**Saved data entries**
········
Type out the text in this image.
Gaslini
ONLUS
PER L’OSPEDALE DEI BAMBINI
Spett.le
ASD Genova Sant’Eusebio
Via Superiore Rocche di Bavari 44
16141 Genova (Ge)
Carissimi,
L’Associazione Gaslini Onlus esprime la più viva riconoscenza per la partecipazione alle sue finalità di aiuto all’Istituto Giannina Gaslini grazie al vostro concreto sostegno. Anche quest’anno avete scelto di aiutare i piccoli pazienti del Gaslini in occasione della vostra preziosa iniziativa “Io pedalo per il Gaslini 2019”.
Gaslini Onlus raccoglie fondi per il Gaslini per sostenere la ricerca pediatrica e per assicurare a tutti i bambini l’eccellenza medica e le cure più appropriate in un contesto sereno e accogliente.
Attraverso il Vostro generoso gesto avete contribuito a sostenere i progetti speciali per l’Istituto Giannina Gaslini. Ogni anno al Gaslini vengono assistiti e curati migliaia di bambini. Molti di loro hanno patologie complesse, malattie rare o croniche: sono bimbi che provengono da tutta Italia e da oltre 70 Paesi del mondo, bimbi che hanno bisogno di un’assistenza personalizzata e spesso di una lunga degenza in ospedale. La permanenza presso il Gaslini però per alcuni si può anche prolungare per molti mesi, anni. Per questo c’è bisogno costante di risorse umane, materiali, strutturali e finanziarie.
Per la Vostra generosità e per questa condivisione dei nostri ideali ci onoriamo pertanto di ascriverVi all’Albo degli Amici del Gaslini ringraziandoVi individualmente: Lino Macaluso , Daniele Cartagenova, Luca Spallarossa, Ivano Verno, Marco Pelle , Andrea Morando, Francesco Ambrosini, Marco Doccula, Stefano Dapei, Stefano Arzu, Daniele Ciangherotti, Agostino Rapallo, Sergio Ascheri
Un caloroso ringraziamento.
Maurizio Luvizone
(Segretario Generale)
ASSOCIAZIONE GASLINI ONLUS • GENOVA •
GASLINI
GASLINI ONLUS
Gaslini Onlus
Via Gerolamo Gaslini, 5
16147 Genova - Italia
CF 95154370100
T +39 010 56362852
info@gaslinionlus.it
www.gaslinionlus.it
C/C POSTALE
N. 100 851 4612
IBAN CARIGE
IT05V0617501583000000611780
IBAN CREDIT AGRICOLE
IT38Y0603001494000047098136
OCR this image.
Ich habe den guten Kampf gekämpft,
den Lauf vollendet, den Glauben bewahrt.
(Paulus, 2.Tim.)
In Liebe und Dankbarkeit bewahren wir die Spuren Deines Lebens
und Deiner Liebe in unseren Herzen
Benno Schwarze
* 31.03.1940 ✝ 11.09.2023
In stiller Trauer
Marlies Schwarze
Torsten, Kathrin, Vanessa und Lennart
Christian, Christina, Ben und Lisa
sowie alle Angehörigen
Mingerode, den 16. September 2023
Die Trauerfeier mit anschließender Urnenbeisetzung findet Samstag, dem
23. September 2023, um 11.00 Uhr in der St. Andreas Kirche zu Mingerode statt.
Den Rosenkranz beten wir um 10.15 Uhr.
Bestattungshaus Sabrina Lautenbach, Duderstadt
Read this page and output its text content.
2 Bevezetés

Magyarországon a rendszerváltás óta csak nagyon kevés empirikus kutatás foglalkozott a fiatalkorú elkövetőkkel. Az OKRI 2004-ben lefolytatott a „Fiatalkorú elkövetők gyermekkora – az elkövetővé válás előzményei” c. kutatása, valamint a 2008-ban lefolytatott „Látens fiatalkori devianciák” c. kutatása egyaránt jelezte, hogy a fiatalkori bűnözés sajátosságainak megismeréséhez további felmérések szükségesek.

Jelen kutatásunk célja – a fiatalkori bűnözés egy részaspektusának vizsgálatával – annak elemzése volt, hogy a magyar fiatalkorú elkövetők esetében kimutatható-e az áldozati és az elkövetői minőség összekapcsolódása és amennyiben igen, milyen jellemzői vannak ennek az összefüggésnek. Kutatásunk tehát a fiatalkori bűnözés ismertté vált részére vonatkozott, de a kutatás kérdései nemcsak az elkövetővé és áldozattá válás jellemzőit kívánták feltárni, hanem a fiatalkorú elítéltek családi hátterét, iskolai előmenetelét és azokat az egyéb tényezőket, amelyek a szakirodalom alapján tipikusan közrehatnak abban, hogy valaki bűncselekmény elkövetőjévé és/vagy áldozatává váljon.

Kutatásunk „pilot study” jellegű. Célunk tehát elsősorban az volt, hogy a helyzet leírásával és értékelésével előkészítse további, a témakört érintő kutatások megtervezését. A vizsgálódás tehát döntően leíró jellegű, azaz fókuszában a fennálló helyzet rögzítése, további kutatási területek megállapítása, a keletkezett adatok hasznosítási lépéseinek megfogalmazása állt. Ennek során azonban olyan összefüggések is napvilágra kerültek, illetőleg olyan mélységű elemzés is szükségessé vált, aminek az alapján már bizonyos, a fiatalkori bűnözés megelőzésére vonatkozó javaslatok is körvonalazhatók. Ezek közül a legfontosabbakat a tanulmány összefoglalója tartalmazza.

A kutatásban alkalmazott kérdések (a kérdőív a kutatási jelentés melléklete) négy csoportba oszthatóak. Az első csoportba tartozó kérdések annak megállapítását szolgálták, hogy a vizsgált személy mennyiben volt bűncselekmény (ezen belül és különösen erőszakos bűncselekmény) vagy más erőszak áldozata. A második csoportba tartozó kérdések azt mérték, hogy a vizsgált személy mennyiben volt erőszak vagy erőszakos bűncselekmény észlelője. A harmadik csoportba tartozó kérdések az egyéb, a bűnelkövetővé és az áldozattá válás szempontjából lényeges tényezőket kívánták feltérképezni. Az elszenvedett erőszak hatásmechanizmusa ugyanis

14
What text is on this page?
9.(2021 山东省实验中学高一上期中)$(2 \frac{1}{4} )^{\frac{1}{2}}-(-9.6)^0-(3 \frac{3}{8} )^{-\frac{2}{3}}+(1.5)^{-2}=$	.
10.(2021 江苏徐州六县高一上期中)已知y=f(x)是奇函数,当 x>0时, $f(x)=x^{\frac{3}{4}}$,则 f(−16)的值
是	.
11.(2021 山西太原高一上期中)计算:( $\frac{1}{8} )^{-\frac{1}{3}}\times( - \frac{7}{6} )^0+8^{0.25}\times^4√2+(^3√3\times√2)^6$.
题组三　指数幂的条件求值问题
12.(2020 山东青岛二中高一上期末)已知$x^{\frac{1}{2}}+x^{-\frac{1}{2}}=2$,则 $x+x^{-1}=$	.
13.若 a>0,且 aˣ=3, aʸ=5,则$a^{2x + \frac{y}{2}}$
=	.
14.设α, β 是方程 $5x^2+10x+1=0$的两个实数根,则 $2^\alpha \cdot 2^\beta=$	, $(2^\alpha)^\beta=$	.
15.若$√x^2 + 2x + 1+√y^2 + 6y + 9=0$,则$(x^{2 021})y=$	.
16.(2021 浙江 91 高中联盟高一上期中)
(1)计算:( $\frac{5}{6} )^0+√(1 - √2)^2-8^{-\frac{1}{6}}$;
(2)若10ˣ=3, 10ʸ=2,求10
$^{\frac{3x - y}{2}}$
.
········
**WRITTEN INSTRUCTION**
Transcribe the entire listing above precisely.

**FINAL RESULT**
Type out the text in this image.
Gaslini
ONLUS
PER L’OSPEDALE DEI BAMBINI
Spett.le
ASD Genova Sant’Eusebio
Via Superiore Rocche di Bavari 44
16141 Genova (Ge)
Carissimi,
L’Associazione Gaslini Onlus esprime la più viva riconoscenza per la partecipazione alle sue finalità di aiuto all’Istituto Giannina Gaslini grazie al vostro concreto sostegno. Anche quest’anno avete scelto di aiutare i piccoli pazienti del Gaslini in occasione della vostra preziosa iniziativa “Io pedalo per il Gaslini 2019”.
Gaslini Onlus raccoglie fondi per il Gaslini per sostenere la ricerca pediatrica e per assicurare a tutti i bambini l’eccellenza medica e le cure più appropriate in un contesto sereno e accogliente.
Attraverso il Vostro generoso gesto avete contribuito a sostenere i progetti speciali per l’Istituto Giannina Gaslini. Ogni anno al Gaslini vengono assistiti e curati migliaia di bambini. Molti di loro hanno patologie complesse, malattie rare o croniche: sono bimbi che provengono da tutta Italia e da oltre 70 Paesi del mondo, bimbi che hanno bisogno di un’assistenza personalizzata e spesso di una lunga degenza in ospedale. La permanenza presso il Gaslini però per alcuni si può anche prolungare per molti mesi, anni. Per questo c’è bisogno costante di risorse umane, materiali, strutturali e finanziarie.
Per la Vostra generosità e per questa condivisione dei nostri ideali ci onoriamo pertanto di ascriverVi all’Albo degli Amici del Gaslini ringraziandoVi individualmente: Lino Macaluso , Daniele Cartagenova, Luca Spallarossa, Ivano Verno, Marco Pelle , Andrea Morando, Francesco Ambrosini, Marco Doccula, Stefano Dapei, Stefano Arzu, Daniele Ciangherotti, Agostino Rapallo, Sergio Ascheri
Un caloroso ringraziamento.
Maurizio Luvizone
(Segretario Generale)
ASSOCIAZIONE GASLINI ONLUS • GENOVA •
GASLINI
GASLINI ONLUS
Gaslini Onlus
Via Gerolamo Gaslini, 5
16147 Genova - Italia
CF 95154370100
T +39 010 56362852
info@gaslinionlus.it
www.gaslinionlus.it
C/C POSTALE
N. 100 851 4612
IBAN CARIGE
IT05V0617501583000000611780
IBAN CREDIT AGRICOLE
IT38Y0603001494000047098136
OCR this image.
Ich habe den guten Kampf gekämpft,
den Lauf vollendet, den Glauben bewahrt.
(Paulus, 2.Tim.)
In Liebe und Dankbarkeit bewahren wir die Spuren Deines Lebens
und Deiner Liebe in unseren Herzen
Benno Schwarze
* 31.03.1940 ✝ 11.09.2023
In stiller Trauer
Marlies Schwarze
Torsten, Kathrin, Vanessa und Lennart
Christian, Christina, Ben und Lisa
sowie alle Angehörigen
Mingerode, den 16. September 2023
Die Trauerfeier mit anschließender Urnenbeisetzung findet Samstag, dem
23. September 2023, um 11.00 Uhr in der St. Andreas Kirche zu Mingerode statt.
Den Rosenkranz beten wir um 10.15 Uhr.
Bestattungshaus Sabrina Lautenbach, Duderstadt
Read this page and output its text content.
2 Bevezetés

Magyarországon a rendszerváltás óta csak nagyon kevés empirikus kutatás foglalkozott a fiatalkorú elkövetőkkel. Az OKRI 2004-ben lefolytatott a „Fiatalkorú elkövetők gyermekkora – az elkövetővé válás előzményei” c. kutatása, valamint a 2008-ban lefolytatott „Látens fiatalkori devianciák” c. kutatása egyaránt jelezte, hogy a fiatalkori bűnözés sajátosságainak megismeréséhez további felmérések szükségesek.

Jelen kutatásunk célja – a fiatalkori bűnözés egy részaspektusának vizsgálatával – annak elemzése volt, hogy a magyar fiatalkorú elkövetők esetében kimutatható-e az áldozati és az elkövetői minőség összekapcsolódása és amennyiben igen, milyen jellemzői vannak ennek az összefüggésnek. Kutatásunk tehát a fiatalkori bűnözés ismertté vált részére vonatkozott, de a kutatás kérdései nemcsak az elkövetővé és áldozattá válás jellemzőit kívánták feltárni, hanem a fiatalkorú elítéltek családi hátterét, iskolai előmenetelét és azokat az egyéb tényezőket, amelyek a szakirodalom alapján tipikusan közrehatnak abban, hogy valaki bűncselekmény elkövetőjévé és/vagy áldozatává váljon.

Kutatásunk „pilot study” jellegű. Célunk tehát elsősorban az volt, hogy a helyzet leírásával és értékelésével előkészítse további, a témakört érintő kutatások megtervezését. A vizsgálódás tehát döntően leíró jellegű, azaz fókuszában a fennálló helyzet rögzítése, további kutatási területek megállapítása, a keletkezett adatok hasznosítási lépéseinek megfogalmazása állt. Ennek során azonban olyan összefüggések is napvilágra kerültek, illetőleg olyan mélységű elemzés is szükségessé vált, aminek az alapján már bizonyos, a fiatalkori bűnözés megelőzésére vonatkozó javaslatok is körvonalazhatók. Ezek közül a legfontosabbakat a tanulmány összefoglalója tartalmazza.

A kutatásban alkalmazott kérdések (a kérdőív a kutatási jelentés melléklete) négy csoportba oszthatóak. Az első csoportba tartozó kérdések annak megállapítását szolgálták, hogy a vizsgált személy mennyiben volt bűncselekmény (ezen belül és különösen erőszakos bűncselekmény) vagy más erőszak áldozata. A második csoportba tartozó kérdések azt mérték, hogy a vizsgált személy mennyiben volt erőszak vagy erőszakos bűncselekmény észlelője. A harmadik csoportba tartozó kérdések az egyéb, a bűnelkövetővé és az áldozattá válás szempontjából lényeges tényezőket kívánták feltérképezni. Az elszenvedett erőszak hatásmechanizmusa ugyanis

14
What text is on this page?
9.(2021 山东省实验中学高一上期中)$(2 \frac{1}{4} )^{\frac{1}{2}}-(-9.6)^0-(3 \frac{3}{8} )^{-\frac{2}{3}}+(1.5)^{-2}=$	.
10.(2021 江苏徐州六县高一上期中)已知y=f(x)是奇函数,当 x>0时, $f(x)=x^{\frac{3}{4}}$,则 f(−16)的值
是	.
11.(2021 山西太原高一上期中)计算:( $\frac{1}{8} )^{-\frac{1}{3}}\times( - \frac{7}{6} )^0+8^{0.25}\times^4√2+(^3√3\times√2)^6$.
题组三　指数幂的条件求值问题
12.(2020 山东青岛二中高一上期末)已知$x^{\frac{1}{2}}+x^{-\frac{1}{2}}=2$,则 $x+x^{-1}=$	.
13.若 a>0,且 aˣ=3, aʸ=5,则$a^{2x + \frac{y}{2}}$
=	.
14.设α, β 是方程 $5x^2+10x+1=0$的两个实数根,则 $2^\alpha \cdot 2^\beta=$	, $(2^\alpha)^\beta=$	.
15.若$√x^2 + 2x + 1+√y^2 + 6y + 9=0$,则$(x^{2 021})y=$	.
16.(2021 浙江 91 高中联盟高一上期中)
(1)计算:( $\frac{5}{6} )^0+√(1 - √2)^2-8^{-\frac{1}{6}}$;
(2)若10ˣ=3, 10ʸ=2,求10
$^{\frac{3x - y}{2}}$
.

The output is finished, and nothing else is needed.